_Part of a data file_.
******

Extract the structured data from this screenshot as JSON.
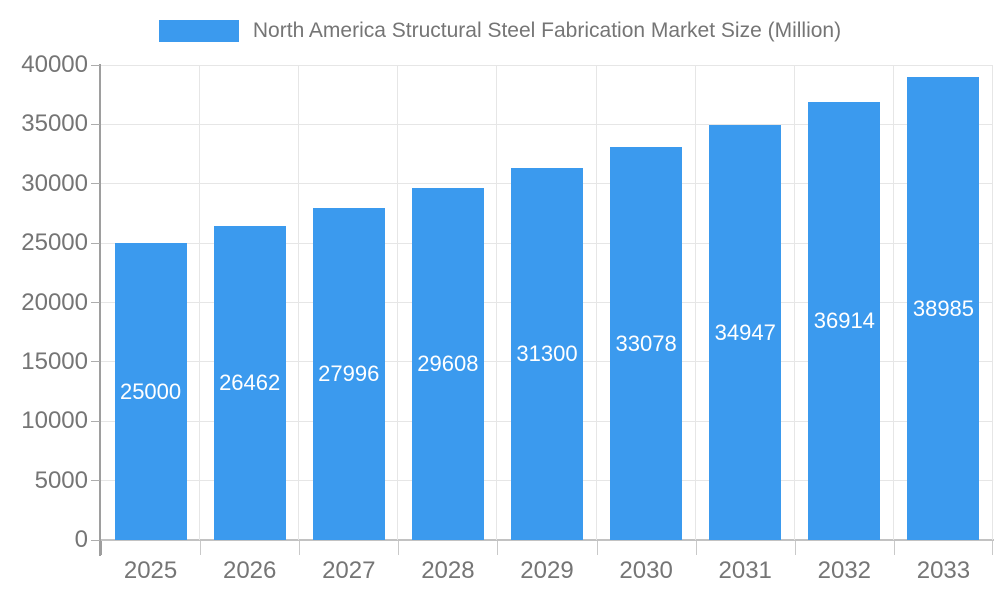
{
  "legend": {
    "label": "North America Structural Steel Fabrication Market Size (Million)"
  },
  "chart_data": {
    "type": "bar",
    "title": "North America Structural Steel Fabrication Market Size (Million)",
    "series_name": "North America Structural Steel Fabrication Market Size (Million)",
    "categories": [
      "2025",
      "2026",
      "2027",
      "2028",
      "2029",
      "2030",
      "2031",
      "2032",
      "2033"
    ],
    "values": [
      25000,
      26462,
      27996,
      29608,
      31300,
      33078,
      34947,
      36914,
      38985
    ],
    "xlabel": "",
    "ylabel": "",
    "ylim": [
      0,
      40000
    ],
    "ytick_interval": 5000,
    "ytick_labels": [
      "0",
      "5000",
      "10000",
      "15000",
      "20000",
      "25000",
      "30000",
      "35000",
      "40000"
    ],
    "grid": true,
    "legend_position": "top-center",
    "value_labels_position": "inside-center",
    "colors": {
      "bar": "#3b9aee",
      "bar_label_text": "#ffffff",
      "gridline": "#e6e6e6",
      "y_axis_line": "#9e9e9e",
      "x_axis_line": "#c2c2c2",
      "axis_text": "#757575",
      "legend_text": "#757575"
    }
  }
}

******

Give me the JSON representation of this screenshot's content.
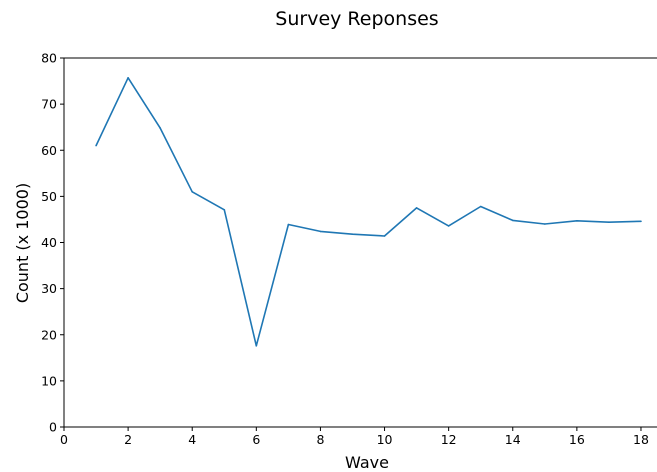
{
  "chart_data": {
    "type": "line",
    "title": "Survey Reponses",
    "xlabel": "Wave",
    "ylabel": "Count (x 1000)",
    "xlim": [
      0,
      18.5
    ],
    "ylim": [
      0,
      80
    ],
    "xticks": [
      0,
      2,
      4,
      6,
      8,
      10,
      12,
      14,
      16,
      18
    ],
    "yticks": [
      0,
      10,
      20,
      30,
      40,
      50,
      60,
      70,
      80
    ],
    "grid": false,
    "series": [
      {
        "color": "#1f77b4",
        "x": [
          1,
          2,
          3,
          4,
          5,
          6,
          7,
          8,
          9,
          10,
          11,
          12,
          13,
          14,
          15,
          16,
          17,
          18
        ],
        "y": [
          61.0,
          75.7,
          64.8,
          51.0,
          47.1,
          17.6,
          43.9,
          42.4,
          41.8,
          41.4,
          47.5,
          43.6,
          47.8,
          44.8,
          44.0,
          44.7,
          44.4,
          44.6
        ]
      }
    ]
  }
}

******

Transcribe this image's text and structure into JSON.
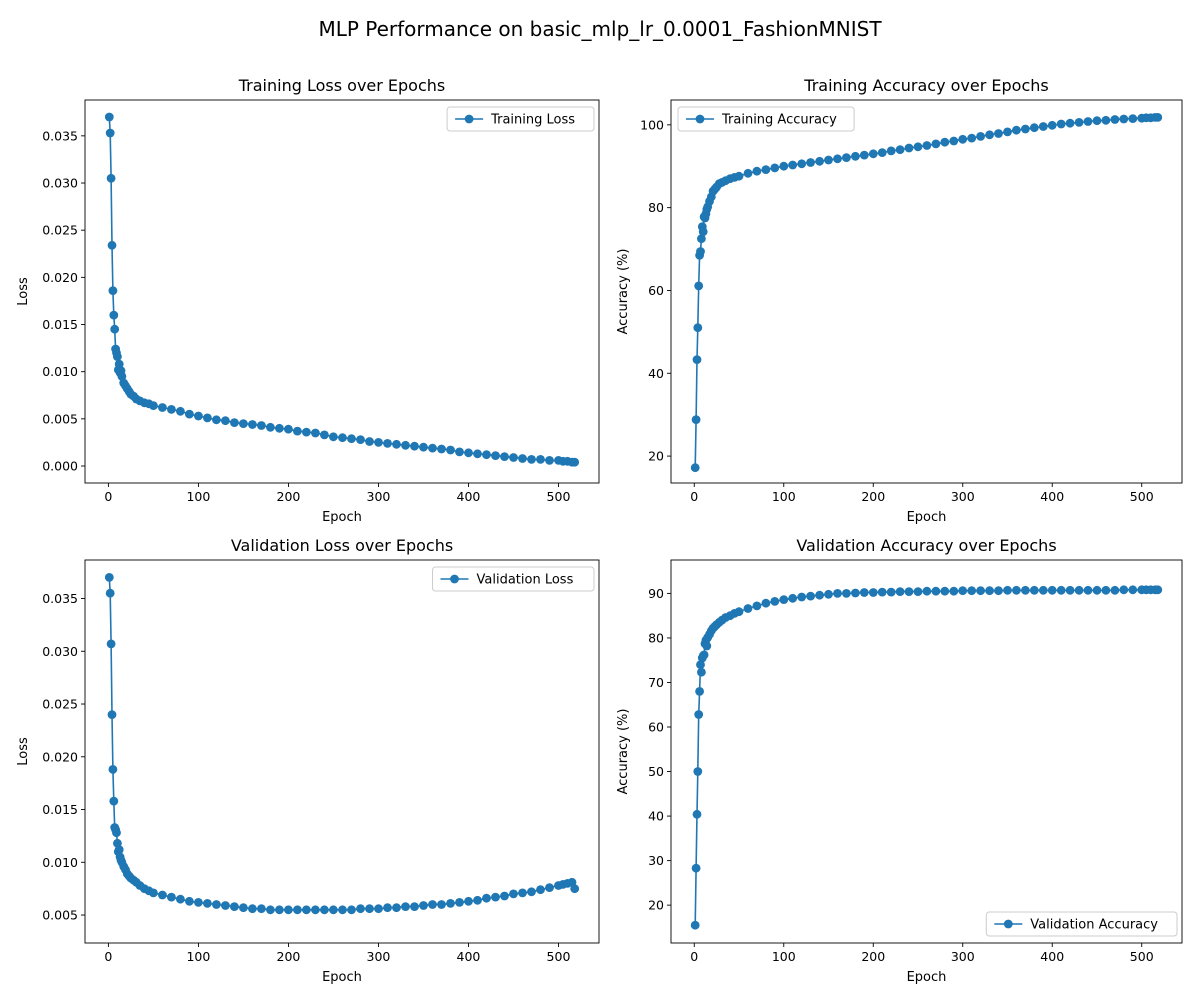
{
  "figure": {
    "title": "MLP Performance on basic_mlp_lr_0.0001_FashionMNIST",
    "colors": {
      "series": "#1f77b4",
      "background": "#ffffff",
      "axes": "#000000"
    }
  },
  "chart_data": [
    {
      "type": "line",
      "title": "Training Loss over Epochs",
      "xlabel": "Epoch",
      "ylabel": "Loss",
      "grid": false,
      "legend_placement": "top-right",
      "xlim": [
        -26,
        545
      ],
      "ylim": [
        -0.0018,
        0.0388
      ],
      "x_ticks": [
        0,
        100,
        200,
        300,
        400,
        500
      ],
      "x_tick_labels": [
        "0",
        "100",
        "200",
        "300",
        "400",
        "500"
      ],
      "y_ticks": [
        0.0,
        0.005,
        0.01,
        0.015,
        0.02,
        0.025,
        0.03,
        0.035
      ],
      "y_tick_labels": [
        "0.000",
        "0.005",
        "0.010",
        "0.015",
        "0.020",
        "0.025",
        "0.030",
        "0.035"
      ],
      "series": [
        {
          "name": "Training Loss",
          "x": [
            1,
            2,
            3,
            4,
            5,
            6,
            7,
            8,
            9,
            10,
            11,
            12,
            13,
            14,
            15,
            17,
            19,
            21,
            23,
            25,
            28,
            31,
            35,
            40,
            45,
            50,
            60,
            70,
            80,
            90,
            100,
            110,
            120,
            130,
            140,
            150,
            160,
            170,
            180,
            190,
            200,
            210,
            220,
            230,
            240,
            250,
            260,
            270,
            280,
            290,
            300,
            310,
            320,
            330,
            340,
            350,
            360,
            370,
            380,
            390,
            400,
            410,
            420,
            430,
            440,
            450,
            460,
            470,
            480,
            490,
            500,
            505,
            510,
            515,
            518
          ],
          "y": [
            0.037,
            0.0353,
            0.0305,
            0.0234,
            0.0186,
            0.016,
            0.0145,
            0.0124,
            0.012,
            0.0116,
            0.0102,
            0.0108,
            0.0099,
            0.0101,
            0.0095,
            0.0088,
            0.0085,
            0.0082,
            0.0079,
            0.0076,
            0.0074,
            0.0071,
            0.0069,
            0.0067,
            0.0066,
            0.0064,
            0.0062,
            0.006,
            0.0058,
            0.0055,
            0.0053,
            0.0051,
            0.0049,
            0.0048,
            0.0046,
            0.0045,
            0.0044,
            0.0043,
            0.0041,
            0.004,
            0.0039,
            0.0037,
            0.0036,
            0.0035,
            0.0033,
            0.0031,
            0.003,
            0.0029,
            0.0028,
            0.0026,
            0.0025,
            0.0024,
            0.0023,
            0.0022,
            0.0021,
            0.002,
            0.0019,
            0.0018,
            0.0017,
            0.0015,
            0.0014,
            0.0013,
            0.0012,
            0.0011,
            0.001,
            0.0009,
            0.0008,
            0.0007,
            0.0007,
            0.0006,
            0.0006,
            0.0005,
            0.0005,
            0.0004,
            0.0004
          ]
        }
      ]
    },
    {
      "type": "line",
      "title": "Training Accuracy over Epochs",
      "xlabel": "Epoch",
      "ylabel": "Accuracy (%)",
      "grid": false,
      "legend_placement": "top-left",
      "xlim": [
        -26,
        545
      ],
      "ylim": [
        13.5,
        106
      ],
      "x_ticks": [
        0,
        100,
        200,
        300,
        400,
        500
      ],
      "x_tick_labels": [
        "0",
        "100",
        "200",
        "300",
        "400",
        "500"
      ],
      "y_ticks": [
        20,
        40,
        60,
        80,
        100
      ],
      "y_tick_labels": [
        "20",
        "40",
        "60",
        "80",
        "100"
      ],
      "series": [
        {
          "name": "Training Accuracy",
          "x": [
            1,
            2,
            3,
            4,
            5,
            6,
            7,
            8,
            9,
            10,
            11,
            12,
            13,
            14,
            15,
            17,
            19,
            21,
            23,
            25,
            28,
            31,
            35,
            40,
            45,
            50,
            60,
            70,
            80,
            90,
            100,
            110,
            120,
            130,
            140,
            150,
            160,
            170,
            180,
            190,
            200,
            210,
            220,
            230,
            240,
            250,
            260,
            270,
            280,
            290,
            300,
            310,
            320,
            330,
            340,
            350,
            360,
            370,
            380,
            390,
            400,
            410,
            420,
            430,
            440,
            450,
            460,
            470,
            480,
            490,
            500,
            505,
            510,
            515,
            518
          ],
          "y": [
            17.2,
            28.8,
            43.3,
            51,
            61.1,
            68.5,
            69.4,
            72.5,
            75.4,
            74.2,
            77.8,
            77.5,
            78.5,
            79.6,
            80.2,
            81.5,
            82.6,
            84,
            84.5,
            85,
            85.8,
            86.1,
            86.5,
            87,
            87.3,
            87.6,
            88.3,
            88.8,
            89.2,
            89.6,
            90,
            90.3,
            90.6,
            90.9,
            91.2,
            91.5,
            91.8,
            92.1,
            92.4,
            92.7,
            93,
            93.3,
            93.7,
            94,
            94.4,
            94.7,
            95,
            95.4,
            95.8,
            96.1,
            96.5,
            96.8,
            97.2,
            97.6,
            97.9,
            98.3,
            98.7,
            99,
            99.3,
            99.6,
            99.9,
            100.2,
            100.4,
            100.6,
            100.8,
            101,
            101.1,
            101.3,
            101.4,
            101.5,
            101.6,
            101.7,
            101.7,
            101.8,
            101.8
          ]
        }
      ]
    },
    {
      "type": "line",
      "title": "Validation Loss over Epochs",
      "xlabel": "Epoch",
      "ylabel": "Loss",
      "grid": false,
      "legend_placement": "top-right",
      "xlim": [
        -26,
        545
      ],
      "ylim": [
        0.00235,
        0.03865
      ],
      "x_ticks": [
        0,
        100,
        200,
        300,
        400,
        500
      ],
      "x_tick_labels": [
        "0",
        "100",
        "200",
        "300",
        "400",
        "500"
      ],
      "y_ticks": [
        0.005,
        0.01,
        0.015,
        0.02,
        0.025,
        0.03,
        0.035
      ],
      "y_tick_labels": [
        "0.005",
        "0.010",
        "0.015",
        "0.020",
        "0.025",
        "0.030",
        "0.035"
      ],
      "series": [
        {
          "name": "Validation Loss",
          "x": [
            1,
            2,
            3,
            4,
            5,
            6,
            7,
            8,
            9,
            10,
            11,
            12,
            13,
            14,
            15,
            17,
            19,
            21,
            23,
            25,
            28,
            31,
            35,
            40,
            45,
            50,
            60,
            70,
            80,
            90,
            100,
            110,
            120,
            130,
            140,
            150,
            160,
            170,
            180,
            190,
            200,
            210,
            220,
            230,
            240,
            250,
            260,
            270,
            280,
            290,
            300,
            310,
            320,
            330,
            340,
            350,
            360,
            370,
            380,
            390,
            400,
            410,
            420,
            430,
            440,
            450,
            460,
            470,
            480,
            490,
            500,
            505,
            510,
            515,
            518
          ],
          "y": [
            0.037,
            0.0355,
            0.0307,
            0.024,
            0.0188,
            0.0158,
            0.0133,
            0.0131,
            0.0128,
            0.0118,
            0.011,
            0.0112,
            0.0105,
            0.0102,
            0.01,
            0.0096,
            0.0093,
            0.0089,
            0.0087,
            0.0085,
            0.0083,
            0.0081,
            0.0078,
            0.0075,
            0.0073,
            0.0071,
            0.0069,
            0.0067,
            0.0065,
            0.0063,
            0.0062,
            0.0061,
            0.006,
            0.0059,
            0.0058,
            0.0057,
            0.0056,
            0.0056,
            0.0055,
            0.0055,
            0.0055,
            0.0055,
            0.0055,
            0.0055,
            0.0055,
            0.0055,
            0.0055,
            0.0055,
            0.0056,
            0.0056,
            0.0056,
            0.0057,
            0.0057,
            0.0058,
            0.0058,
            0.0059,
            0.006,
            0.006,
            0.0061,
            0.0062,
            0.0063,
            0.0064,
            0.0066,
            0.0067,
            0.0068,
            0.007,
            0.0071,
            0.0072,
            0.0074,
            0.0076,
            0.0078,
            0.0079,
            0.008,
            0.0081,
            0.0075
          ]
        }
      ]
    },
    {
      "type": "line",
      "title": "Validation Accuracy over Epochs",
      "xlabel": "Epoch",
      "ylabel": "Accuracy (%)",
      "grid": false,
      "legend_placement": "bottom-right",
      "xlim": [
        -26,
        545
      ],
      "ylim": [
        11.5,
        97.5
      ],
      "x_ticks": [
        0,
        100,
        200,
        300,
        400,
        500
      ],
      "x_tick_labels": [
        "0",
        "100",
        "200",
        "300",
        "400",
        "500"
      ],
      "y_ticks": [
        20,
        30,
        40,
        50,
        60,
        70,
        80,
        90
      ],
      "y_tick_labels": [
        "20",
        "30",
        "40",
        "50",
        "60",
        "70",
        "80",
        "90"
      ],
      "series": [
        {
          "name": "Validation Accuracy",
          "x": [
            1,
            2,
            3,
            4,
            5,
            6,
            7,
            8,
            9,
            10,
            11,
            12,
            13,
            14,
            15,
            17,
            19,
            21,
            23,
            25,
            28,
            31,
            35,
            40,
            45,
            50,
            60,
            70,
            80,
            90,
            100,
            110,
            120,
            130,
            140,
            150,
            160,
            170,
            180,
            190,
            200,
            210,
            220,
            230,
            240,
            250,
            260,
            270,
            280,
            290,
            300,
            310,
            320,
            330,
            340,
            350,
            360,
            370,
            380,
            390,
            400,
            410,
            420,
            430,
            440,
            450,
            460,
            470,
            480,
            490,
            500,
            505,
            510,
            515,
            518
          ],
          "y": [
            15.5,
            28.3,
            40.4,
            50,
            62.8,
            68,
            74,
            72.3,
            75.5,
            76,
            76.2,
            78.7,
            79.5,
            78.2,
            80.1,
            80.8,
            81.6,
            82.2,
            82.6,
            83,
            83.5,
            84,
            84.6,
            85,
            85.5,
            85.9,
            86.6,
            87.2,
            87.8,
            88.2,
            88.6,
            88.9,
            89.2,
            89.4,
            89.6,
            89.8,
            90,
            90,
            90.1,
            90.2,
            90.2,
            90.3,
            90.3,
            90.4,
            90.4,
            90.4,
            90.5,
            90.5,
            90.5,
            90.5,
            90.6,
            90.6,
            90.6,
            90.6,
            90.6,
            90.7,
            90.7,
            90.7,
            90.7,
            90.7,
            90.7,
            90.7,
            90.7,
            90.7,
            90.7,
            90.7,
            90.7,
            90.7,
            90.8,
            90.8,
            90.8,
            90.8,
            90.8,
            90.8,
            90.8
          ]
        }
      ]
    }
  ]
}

******

_EXERCISE OBJECTIVE_. Identify the lines of the entries containing the string "over". Copy each such line.

_EXERCISE RESULT_.
      "title": "Training Loss over Epochs",
      "title": "Training Accuracy over Epochs",
      "title": "Validation Loss over Epochs",
      "title": "Validation Accuracy over Epochs",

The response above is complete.